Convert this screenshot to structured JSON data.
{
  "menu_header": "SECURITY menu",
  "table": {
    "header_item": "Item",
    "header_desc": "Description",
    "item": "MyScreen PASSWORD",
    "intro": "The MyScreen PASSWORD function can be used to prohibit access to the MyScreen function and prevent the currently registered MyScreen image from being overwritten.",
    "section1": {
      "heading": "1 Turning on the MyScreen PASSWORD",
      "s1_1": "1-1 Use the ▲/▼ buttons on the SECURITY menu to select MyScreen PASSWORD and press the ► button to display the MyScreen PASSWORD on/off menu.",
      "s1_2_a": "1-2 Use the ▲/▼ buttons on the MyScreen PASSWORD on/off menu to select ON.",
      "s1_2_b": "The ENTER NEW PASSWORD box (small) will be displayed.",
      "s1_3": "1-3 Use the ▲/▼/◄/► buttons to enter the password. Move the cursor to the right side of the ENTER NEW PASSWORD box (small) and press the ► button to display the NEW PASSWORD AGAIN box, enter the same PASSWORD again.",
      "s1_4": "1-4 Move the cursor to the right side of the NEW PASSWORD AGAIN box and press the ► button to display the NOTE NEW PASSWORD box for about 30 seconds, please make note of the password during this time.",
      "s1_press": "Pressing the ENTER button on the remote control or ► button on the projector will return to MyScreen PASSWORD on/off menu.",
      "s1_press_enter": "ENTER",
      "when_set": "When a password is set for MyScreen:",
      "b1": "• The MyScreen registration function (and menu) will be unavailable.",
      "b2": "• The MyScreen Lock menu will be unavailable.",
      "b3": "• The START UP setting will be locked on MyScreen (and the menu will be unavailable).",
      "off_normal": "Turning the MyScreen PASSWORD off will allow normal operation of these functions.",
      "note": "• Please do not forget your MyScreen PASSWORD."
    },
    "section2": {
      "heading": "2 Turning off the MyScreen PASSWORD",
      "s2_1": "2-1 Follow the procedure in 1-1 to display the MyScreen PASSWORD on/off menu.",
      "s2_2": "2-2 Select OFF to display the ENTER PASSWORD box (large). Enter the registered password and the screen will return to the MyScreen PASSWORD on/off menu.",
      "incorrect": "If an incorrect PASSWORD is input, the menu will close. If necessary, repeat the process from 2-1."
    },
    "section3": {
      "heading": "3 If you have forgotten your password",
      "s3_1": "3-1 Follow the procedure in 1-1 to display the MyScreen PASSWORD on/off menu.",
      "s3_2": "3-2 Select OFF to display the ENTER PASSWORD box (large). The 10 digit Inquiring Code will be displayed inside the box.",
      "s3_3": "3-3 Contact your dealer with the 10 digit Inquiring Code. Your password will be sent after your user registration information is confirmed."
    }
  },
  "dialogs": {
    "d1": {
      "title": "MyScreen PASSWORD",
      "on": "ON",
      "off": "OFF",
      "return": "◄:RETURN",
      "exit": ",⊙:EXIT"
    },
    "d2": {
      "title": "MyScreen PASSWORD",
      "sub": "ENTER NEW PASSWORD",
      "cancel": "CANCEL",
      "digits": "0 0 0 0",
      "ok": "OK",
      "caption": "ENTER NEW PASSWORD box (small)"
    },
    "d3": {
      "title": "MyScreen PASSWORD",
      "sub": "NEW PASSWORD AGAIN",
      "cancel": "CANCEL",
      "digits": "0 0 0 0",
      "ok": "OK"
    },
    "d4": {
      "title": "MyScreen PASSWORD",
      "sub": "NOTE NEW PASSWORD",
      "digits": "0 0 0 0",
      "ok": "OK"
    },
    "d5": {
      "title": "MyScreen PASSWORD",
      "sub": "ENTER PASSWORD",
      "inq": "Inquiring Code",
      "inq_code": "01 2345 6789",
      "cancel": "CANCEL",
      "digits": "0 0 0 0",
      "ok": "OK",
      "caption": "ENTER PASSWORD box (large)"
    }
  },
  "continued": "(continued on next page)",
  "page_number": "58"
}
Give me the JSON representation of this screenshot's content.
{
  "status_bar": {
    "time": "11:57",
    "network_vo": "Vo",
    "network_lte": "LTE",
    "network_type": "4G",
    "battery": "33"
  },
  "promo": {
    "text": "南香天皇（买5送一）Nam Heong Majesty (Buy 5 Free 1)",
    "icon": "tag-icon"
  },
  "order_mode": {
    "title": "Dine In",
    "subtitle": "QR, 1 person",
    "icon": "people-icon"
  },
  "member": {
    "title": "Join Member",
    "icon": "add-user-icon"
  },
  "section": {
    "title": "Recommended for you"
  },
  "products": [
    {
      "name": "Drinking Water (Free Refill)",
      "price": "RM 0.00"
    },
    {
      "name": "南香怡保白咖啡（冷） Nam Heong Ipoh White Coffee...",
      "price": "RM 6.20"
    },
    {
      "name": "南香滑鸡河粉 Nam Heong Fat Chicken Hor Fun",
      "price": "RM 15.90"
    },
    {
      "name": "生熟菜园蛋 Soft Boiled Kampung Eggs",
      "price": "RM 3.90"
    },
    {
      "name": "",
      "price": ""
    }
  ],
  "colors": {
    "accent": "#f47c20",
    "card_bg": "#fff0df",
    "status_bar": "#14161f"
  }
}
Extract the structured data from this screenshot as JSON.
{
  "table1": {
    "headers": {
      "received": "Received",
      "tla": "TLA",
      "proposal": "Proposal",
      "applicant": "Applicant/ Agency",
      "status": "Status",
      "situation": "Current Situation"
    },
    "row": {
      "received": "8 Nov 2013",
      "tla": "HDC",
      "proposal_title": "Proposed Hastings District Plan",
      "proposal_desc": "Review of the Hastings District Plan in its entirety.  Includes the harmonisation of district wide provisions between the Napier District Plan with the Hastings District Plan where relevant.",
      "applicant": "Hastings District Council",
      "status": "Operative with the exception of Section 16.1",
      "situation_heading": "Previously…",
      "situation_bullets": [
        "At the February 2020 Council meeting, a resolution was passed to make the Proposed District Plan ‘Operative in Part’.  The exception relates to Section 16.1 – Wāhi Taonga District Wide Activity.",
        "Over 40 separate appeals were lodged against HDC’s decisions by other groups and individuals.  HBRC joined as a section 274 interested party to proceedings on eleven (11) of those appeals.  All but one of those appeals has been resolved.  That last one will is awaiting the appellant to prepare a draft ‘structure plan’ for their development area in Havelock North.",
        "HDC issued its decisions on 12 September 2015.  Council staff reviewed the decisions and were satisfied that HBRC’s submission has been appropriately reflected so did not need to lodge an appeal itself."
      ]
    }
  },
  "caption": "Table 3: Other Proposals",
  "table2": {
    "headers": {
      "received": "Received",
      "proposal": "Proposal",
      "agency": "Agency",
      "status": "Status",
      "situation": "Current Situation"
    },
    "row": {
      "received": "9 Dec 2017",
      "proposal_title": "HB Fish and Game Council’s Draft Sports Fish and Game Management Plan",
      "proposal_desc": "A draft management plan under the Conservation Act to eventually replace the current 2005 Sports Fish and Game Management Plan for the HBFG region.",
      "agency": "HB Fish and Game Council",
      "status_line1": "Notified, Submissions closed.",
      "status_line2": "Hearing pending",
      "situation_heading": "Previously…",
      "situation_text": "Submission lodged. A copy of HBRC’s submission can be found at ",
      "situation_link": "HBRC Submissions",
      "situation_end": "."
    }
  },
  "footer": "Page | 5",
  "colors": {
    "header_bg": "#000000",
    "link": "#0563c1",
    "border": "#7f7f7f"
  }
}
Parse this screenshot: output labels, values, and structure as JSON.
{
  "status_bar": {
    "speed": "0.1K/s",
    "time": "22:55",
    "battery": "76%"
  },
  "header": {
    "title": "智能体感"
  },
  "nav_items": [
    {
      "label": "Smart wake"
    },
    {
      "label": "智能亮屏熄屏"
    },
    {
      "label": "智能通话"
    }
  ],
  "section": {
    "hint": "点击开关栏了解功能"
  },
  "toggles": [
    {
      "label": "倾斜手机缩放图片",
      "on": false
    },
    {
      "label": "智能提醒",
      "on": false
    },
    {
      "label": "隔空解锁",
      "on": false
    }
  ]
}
───
JOB
Find each line holding "received". Copy it out.

FULL SOLUTION
      "received": "Received",
      "received": "8 Nov 2013",
      "received": "Received",
      "received": "9 Dec 2017",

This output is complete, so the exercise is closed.